(Data entries)
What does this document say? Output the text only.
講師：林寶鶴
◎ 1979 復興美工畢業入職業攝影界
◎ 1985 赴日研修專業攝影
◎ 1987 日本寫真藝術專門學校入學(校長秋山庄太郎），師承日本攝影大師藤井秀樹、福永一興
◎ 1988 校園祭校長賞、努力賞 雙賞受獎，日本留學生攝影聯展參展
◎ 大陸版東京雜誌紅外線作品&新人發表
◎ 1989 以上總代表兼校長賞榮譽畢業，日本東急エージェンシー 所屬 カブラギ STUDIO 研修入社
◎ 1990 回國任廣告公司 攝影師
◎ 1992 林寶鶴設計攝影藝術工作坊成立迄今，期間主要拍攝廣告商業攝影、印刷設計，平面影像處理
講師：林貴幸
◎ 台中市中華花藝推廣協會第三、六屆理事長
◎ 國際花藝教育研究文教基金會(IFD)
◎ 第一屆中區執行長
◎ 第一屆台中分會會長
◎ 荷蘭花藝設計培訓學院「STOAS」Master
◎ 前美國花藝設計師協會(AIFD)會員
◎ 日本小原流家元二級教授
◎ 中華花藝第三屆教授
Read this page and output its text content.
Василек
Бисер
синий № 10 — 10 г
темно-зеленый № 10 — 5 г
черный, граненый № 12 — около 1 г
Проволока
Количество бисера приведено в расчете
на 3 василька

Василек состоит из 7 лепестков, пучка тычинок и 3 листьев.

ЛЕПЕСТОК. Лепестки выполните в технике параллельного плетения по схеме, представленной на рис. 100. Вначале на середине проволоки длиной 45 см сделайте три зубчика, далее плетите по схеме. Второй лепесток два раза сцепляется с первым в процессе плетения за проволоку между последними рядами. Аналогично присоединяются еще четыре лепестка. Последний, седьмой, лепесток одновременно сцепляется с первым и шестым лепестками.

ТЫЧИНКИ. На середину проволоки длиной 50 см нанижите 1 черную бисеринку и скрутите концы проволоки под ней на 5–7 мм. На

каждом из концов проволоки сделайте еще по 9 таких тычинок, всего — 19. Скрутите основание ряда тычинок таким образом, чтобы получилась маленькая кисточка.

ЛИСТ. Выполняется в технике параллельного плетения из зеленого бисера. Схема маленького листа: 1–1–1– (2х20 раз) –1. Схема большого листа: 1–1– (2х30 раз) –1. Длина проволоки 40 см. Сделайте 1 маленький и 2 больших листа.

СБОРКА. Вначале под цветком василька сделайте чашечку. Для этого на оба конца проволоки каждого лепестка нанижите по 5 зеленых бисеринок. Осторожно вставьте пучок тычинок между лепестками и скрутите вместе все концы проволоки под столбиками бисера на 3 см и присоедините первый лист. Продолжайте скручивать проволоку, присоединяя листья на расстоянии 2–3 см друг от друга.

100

> What is needed
Extract the listing in its entirety, matching it exactly.

> Result of this task
What does this document say? Output the text only.
講師：林寶鶴
◎ 1979 復興美工畢業入職業攝影界
◎ 1985 赴日研修專業攝影
◎ 1987 日本寫真藝術專門學校入學(校長秋山庄太郎），師承日本攝影大師藤井秀樹、福永一興
◎ 1988 校園祭校長賞、努力賞 雙賞受獎，日本留學生攝影聯展參展
◎ 大陸版東京雜誌紅外線作品&新人發表
◎ 1989 以上總代表兼校長賞榮譽畢業，日本東急エージェンシー 所屬 カブラギ STUDIO 研修入社
◎ 1990 回國任廣告公司 攝影師
◎ 1992 林寶鶴設計攝影藝術工作坊成立迄今，期間主要拍攝廣告商業攝影、印刷設計，平面影像處理
講師：林貴幸
◎ 台中市中華花藝推廣協會第三、六屆理事長
◎ 國際花藝教育研究文教基金會(IFD)
◎ 第一屆中區執行長
◎ 第一屆台中分會會長
◎ 荷蘭花藝設計培訓學院「STOAS」Master
◎ 前美國花藝設計師協會(AIFD)會員
◎ 日本小原流家元二級教授
◎ 中華花藝第三屆教授
Read this page and output its text content.
Василек
Бисер
синий № 10 — 10 г
темно-зеленый № 10 — 5 г
черный, граненый № 12 — около 1 г
Проволока
Количество бисера приведено в расчете
на 3 василька

Василек состоит из 7 лепестков, пучка тычинок и 3 листьев.

ЛЕПЕСТОК. Лепестки выполните в технике параллельного плетения по схеме, представленной на рис. 100. Вначале на середине проволоки длиной 45 см сделайте три зубчика, далее плетите по схеме. Второй лепесток два раза сцепляется с первым в процессе плетения за проволоку между последними рядами. Аналогично присоединяются еще четыре лепестка. Последний, седьмой, лепесток одновременно сцепляется с первым и шестым лепестками.

ТЫЧИНКИ. На середину проволоки длиной 50 см нанижите 1 черную бисеринку и скрутите концы проволоки под ней на 5–7 мм. На

каждом из концов проволоки сделайте еще по 9 таких тычинок, всего — 19. Скрутите основание ряда тычинок таким образом, чтобы получилась маленькая кисточка.

ЛИСТ. Выполняется в технике параллельного плетения из зеленого бисера. Схема маленького листа: 1–1–1– (2х20 раз) –1. Схема большого листа: 1–1– (2х30 раз) –1. Длина проволоки 40 см. Сделайте 1 маленький и 2 больших листа.

СБОРКА. Вначале под цветком василька сделайте чашечку. Для этого на оба конца проволоки каждого лепестка нанижите по 5 зеленых бисеринок. Осторожно вставьте пучок тычинок между лепестками и скрутите вместе все концы проволоки под столбиками бисера на 3 см и присоедините первый лист. Продолжайте скручивать проволоку, присоединяя листья на расстоянии 2–3 см друг от друга.

100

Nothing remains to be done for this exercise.